Stored items from a collection:
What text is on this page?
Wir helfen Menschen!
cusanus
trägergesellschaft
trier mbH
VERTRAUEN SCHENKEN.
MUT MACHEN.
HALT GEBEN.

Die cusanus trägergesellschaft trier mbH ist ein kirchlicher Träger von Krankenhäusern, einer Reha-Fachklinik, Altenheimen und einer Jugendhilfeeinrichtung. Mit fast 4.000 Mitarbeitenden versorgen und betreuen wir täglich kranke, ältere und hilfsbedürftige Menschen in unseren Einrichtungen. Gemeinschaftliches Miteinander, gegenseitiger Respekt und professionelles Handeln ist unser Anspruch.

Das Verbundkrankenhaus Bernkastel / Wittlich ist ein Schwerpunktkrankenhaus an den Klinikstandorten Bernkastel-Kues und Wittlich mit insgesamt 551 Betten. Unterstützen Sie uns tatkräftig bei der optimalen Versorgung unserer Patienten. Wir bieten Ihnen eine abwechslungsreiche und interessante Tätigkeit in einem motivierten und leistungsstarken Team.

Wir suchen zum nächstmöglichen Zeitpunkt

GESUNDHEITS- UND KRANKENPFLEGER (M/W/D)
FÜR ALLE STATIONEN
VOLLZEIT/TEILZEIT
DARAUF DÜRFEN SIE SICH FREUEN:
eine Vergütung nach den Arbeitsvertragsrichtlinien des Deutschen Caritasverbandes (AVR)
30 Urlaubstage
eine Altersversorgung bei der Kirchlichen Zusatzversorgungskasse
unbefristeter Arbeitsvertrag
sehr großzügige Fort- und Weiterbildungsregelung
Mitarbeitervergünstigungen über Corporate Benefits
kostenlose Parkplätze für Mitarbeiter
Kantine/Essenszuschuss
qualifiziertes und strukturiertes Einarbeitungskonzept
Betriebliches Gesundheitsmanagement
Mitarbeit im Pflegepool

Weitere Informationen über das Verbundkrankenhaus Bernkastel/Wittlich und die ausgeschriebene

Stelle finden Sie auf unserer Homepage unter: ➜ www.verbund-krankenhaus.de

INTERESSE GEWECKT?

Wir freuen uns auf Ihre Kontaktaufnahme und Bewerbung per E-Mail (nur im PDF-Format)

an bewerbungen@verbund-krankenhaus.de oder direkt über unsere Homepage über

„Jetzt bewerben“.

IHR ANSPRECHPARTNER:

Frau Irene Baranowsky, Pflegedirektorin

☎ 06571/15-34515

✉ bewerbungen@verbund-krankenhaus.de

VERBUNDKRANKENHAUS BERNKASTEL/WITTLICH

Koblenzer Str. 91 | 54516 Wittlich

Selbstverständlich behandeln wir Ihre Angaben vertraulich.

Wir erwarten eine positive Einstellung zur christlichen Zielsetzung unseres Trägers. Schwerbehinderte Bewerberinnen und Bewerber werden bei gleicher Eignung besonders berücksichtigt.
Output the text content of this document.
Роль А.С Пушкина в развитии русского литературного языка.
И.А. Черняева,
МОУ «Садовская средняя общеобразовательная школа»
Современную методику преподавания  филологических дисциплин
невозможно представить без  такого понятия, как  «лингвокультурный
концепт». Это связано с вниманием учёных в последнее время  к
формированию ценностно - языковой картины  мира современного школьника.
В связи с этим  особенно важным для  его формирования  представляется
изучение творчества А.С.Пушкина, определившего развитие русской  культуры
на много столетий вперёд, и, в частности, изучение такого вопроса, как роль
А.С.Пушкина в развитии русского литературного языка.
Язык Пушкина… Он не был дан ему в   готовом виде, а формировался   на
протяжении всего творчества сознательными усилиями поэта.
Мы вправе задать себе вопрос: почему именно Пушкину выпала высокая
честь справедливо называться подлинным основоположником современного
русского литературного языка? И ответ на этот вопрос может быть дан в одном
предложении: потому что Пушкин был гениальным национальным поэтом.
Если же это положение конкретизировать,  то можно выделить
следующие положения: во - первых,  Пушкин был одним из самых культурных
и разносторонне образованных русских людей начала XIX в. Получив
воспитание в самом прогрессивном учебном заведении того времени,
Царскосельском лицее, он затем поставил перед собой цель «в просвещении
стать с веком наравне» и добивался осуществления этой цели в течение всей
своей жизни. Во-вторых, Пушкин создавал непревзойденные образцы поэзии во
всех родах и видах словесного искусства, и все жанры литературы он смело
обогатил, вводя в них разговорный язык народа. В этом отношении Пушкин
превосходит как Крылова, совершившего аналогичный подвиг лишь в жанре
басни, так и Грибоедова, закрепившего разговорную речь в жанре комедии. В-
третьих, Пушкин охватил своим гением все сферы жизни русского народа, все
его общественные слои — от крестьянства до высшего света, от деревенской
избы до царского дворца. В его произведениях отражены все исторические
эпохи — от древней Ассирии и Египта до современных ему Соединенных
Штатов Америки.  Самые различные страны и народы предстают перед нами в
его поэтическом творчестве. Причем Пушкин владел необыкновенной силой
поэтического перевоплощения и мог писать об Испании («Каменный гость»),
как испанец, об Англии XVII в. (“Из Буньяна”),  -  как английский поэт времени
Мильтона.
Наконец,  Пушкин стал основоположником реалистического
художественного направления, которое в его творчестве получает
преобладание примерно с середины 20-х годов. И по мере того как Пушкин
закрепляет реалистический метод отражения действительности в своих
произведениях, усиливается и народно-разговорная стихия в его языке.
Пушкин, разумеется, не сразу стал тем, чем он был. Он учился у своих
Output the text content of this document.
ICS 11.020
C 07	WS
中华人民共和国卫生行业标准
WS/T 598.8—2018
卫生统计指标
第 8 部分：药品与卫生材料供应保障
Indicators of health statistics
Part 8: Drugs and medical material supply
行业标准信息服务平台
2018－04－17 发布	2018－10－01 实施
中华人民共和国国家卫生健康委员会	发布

WRITTEN REQUEST:
Where a line contains "перед", copy that line.

WRITTEN RESPONSE:
Царскосельском лицее, он затем поставил перед собой цель «в просвещении
Штатов Америки.  Самые различные страны и народы предстают перед нами в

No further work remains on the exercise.